• _What needs to be done_:
All lines in the data bearing the string "修改日期" should be identified and copied.
____ Data entries
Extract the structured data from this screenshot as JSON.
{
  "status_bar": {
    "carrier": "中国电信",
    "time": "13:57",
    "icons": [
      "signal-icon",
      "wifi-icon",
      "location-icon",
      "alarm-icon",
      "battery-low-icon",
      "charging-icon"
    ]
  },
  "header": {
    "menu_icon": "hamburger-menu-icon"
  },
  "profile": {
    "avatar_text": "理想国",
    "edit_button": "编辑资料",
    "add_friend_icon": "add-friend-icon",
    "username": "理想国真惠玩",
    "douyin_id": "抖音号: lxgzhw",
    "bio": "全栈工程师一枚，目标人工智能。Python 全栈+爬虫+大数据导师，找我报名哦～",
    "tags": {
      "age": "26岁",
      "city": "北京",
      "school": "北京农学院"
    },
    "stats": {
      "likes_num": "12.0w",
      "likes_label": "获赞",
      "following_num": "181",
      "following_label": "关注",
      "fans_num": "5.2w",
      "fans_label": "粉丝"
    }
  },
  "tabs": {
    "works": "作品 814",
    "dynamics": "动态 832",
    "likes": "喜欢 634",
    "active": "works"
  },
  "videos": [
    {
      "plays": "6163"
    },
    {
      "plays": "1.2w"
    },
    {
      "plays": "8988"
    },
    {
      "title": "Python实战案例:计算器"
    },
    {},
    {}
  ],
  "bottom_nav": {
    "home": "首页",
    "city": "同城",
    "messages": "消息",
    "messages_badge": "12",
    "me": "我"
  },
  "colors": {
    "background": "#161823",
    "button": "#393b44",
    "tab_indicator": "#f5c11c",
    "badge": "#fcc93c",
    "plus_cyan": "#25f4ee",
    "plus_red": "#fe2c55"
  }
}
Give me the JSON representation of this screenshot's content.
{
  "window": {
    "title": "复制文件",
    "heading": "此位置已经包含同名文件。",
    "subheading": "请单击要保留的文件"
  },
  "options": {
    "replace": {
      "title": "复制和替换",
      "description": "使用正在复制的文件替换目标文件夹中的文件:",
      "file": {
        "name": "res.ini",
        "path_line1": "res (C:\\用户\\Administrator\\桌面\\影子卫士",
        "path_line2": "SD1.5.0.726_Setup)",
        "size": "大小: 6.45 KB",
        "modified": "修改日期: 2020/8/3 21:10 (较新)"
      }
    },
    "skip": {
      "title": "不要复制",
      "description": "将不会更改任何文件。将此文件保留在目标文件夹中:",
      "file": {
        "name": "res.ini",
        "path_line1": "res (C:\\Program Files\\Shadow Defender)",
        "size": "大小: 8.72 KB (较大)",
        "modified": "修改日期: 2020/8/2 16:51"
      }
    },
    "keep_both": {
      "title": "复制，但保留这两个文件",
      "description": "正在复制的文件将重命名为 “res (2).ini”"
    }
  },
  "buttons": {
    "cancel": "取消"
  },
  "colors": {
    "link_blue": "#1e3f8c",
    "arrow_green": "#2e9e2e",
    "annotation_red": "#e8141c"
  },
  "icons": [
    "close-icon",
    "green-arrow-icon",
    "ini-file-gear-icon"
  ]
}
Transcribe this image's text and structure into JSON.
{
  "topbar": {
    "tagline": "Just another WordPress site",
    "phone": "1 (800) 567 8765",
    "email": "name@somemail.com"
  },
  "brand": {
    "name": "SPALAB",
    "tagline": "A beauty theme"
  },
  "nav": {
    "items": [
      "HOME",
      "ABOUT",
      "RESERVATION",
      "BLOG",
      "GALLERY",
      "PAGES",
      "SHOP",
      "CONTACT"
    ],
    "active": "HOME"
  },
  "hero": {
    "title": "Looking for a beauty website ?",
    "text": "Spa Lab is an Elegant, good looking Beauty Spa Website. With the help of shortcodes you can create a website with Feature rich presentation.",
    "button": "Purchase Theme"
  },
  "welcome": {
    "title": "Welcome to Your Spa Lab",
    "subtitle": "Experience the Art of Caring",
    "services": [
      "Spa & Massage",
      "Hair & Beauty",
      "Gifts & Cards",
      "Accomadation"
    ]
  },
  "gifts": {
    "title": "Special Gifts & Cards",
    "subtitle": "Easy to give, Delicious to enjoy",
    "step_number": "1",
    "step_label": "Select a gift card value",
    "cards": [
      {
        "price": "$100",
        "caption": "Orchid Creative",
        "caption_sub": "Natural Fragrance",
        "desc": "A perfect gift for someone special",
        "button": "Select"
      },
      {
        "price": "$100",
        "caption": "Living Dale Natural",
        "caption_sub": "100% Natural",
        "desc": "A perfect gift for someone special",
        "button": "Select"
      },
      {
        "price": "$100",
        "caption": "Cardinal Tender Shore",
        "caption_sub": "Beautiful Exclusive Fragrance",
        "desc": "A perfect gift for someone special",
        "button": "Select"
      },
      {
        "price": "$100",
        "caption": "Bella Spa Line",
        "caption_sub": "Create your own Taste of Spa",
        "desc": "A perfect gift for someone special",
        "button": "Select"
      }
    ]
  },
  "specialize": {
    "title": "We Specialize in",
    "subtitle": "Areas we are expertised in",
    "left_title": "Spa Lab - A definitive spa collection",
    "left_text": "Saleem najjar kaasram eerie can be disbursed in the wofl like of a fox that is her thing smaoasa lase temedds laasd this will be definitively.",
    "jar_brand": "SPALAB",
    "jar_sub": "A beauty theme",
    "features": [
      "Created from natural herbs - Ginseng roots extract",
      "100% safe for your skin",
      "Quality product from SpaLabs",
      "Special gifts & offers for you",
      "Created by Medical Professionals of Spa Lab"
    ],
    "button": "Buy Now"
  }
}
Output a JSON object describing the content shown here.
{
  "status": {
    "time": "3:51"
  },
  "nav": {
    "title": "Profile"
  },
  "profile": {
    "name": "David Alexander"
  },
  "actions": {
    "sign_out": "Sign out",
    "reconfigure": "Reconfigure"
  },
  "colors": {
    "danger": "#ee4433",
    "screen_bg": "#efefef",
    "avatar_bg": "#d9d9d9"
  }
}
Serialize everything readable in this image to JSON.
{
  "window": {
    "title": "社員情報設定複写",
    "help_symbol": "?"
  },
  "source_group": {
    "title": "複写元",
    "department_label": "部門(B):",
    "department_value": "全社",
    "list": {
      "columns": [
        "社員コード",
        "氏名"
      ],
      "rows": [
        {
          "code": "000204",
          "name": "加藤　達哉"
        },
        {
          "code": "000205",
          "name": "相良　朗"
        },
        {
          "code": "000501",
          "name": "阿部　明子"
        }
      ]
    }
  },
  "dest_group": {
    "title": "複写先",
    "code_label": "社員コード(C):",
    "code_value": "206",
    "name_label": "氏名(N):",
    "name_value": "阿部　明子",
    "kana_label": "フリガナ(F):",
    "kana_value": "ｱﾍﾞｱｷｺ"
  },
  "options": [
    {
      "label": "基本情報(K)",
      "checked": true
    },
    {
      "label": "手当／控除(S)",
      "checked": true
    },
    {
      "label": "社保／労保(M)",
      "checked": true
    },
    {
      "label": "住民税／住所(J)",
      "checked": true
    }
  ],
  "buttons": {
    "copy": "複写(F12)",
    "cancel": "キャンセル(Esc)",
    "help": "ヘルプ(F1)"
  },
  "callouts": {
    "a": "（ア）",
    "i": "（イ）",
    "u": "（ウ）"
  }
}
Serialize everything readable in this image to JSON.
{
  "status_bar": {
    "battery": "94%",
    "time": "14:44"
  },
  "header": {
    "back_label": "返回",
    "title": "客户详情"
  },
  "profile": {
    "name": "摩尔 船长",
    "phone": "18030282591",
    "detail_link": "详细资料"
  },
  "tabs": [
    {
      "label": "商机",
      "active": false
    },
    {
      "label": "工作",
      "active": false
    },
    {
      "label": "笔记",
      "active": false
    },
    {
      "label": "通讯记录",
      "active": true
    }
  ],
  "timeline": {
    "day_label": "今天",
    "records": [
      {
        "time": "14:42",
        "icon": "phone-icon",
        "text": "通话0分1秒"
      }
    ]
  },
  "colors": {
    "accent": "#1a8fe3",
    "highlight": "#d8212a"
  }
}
________
• _Written response_:
        "modified": "修改日期: 2020/8/3 21:10 (较新)"
        "modified": "修改日期: 2020/8/2 16:51"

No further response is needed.